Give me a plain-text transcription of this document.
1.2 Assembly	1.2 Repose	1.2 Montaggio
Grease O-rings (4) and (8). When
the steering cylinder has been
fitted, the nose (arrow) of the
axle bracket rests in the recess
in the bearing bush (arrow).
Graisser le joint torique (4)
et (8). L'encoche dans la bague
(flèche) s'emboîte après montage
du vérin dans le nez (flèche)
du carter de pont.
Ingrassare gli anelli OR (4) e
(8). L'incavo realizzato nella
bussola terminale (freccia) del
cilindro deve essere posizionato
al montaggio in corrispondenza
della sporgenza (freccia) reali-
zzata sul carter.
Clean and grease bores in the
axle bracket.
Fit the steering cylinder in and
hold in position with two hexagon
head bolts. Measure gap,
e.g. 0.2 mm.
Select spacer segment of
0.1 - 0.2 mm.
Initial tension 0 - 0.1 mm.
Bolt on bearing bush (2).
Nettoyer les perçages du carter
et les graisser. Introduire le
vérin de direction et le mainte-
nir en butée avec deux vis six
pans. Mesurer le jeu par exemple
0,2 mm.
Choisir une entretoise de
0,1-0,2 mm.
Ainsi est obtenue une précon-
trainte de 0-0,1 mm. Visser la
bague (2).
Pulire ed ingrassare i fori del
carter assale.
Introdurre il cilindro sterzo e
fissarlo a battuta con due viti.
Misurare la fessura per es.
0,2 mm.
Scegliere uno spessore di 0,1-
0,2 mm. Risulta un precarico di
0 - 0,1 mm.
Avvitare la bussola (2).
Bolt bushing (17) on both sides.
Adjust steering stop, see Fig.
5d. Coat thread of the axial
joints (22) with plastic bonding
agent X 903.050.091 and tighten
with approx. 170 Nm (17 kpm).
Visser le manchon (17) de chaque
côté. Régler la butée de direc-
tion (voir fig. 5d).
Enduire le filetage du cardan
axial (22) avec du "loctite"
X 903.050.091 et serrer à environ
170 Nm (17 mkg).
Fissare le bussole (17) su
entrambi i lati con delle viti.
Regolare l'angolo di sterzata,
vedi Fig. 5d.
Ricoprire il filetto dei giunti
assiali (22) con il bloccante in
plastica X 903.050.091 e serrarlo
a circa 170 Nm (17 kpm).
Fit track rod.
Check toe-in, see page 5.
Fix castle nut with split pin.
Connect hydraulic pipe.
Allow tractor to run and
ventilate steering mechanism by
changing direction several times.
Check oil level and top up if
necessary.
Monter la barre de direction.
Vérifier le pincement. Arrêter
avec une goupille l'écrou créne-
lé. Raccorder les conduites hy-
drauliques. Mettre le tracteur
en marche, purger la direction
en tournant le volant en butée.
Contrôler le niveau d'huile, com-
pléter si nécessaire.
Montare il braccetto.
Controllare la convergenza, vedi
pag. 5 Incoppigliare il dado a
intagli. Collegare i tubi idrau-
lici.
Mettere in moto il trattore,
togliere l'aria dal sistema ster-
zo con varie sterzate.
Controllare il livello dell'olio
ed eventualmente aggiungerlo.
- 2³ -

| Task directions |
Go through the entries above and copy every line containing "dans".

| Finished task |
et (8). L'encoche dans la bague
du vérin dans le nez (flèche)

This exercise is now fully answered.